— PROBLEM TO WORK ON —
Return the lines from the start of the records down to the line containing "- cell-kipo: 99,315: [536, 1260, 582, 1278]", both included, copied verbatim.

— Element and coordinate records —

────

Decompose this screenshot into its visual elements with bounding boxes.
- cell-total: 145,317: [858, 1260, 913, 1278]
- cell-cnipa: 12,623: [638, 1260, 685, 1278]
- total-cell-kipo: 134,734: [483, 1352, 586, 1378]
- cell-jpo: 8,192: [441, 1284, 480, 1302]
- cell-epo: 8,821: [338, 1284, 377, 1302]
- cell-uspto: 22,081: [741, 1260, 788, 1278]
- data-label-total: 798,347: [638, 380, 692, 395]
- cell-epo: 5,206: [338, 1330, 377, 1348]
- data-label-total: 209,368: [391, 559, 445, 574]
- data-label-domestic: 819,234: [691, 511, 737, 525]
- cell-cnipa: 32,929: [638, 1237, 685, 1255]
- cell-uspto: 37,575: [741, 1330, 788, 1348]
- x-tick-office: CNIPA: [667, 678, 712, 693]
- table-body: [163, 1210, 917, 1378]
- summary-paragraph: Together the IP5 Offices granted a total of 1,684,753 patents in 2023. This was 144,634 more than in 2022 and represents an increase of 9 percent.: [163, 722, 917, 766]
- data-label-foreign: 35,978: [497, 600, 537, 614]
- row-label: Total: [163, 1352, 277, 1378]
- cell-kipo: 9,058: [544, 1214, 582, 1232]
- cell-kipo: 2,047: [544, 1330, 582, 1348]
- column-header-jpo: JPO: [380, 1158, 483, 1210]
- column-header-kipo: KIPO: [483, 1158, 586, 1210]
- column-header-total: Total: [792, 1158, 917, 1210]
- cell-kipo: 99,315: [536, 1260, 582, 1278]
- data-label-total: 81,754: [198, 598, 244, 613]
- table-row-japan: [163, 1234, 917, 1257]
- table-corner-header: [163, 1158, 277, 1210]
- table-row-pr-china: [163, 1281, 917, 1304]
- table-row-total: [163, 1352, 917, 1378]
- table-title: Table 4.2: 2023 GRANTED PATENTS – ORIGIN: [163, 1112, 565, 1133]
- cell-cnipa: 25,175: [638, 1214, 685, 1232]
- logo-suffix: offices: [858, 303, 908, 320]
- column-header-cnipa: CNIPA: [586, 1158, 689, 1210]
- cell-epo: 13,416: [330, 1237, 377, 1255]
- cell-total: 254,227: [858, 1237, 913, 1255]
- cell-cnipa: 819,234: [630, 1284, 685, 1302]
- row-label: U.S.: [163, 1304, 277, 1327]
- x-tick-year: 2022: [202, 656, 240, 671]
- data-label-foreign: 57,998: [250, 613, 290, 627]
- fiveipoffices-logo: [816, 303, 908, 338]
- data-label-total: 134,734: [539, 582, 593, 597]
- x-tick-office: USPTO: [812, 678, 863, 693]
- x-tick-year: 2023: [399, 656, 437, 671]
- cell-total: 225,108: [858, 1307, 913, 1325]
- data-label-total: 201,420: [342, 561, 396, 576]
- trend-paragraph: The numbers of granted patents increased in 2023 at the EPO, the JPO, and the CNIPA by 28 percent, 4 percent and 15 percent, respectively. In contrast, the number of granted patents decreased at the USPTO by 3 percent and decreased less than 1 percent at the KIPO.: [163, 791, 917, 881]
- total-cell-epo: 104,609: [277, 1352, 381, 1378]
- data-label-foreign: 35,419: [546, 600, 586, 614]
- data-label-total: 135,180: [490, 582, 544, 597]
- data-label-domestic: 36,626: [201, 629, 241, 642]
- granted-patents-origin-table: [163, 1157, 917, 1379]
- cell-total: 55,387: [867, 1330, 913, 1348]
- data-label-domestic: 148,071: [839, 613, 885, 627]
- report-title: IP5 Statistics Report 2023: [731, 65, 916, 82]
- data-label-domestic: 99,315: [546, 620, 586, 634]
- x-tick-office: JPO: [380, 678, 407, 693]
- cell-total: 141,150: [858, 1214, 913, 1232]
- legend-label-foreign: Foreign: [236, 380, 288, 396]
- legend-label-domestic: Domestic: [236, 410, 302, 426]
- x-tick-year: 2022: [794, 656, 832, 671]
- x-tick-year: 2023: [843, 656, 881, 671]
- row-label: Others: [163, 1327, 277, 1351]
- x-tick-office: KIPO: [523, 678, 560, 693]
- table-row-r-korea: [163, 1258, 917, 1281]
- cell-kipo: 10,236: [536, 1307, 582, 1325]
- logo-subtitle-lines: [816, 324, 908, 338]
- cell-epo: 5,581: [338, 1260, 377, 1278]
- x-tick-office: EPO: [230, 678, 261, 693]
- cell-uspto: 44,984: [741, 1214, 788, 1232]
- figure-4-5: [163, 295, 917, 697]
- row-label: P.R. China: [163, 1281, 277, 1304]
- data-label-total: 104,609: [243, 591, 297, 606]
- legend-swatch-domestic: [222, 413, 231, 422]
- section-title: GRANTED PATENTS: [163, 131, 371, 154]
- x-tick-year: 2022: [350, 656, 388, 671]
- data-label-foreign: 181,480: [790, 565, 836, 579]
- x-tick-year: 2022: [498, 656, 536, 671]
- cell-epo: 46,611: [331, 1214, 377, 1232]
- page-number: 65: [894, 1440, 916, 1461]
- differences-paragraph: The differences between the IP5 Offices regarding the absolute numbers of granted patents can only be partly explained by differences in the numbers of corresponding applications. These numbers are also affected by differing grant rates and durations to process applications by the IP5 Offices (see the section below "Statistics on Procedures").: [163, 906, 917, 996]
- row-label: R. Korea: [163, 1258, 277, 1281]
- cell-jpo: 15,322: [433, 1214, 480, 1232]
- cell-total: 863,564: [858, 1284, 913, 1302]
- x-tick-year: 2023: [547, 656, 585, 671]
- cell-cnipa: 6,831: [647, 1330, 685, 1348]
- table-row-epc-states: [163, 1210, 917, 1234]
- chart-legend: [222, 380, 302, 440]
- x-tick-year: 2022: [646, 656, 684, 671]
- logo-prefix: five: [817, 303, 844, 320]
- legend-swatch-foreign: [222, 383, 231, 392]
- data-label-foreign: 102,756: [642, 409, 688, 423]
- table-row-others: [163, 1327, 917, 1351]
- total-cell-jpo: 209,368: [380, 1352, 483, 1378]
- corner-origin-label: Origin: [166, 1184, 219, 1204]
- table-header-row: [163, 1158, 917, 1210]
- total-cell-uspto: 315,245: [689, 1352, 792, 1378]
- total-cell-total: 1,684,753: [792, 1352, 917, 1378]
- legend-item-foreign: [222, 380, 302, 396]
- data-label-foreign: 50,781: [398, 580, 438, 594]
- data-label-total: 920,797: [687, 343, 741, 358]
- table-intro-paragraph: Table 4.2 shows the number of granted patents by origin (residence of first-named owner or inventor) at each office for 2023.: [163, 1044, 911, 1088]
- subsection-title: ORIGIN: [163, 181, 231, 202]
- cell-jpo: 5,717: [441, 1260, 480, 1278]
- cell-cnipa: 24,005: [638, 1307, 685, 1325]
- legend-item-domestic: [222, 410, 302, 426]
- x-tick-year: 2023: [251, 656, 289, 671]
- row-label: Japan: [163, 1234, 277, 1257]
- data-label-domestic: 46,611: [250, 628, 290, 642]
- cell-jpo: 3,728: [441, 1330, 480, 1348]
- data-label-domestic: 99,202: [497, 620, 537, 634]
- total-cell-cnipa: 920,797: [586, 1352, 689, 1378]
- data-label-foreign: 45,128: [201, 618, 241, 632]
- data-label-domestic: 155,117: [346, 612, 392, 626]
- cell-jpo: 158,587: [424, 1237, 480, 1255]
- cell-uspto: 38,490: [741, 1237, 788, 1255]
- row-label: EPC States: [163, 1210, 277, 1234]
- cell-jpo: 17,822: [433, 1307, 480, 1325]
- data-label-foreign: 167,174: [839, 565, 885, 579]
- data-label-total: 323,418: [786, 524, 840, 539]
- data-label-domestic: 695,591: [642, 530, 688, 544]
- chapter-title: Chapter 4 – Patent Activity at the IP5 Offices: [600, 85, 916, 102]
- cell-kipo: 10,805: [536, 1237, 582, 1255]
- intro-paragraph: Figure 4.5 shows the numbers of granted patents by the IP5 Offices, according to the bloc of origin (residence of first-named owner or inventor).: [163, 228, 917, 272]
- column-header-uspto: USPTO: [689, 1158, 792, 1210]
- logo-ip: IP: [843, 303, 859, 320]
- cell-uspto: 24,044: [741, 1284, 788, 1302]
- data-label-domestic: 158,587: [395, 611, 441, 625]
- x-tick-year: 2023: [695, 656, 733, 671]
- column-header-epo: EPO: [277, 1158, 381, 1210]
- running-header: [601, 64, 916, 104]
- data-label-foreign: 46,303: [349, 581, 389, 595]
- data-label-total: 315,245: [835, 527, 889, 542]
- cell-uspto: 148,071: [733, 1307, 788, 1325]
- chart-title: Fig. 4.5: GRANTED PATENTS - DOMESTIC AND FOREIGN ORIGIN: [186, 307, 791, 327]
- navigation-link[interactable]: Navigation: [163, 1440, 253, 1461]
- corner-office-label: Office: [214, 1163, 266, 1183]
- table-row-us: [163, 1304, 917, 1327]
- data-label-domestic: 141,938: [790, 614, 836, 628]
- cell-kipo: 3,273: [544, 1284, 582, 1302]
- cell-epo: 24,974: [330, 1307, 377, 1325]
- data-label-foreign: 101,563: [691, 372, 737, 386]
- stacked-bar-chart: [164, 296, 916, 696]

────

— EXPECTED OUTPUT —
Decompose this screenshot into its visual elements with bounding boxes.
- cell-total: 145,317: [858, 1260, 913, 1278]
- cell-cnipa: 12,623: [638, 1260, 685, 1278]
- total-cell-kipo: 134,734: [483, 1352, 586, 1378]
- cell-jpo: 8,192: [441, 1284, 480, 1302]
- cell-epo: 8,821: [338, 1284, 377, 1302]
- cell-uspto: 22,081: [741, 1260, 788, 1278]
- data-label-total: 798,347: [638, 380, 692, 395]
- cell-epo: 5,206: [338, 1330, 377, 1348]
- data-label-total: 209,368: [391, 559, 445, 574]
- data-label-domestic: 819,234: [691, 511, 737, 525]
- cell-cnipa: 32,929: [638, 1237, 685, 1255]
- cell-uspto: 37,575: [741, 1330, 788, 1348]
- x-tick-office: CNIPA: [667, 678, 712, 693]
- table-body: [163, 1210, 917, 1378]
- summary-paragraph: Together the IP5 Offices granted a total of 1,684,753 patents in 2023. This was 144,634 more than in 2022 and represents an increase of 9 percent.: [163, 722, 917, 766]
- data-label-foreign: 35,978: [497, 600, 537, 614]
- row-label: Total: [163, 1352, 277, 1378]
- cell-kipo: 9,058: [544, 1214, 582, 1232]
- cell-kipo: 2,047: [544, 1330, 582, 1348]
- column-header-jpo: JPO: [380, 1158, 483, 1210]
- column-header-kipo: KIPO: [483, 1158, 586, 1210]
- column-header-total: Total: [792, 1158, 917, 1210]
- cell-kipo: 99,315: [536, 1260, 582, 1278]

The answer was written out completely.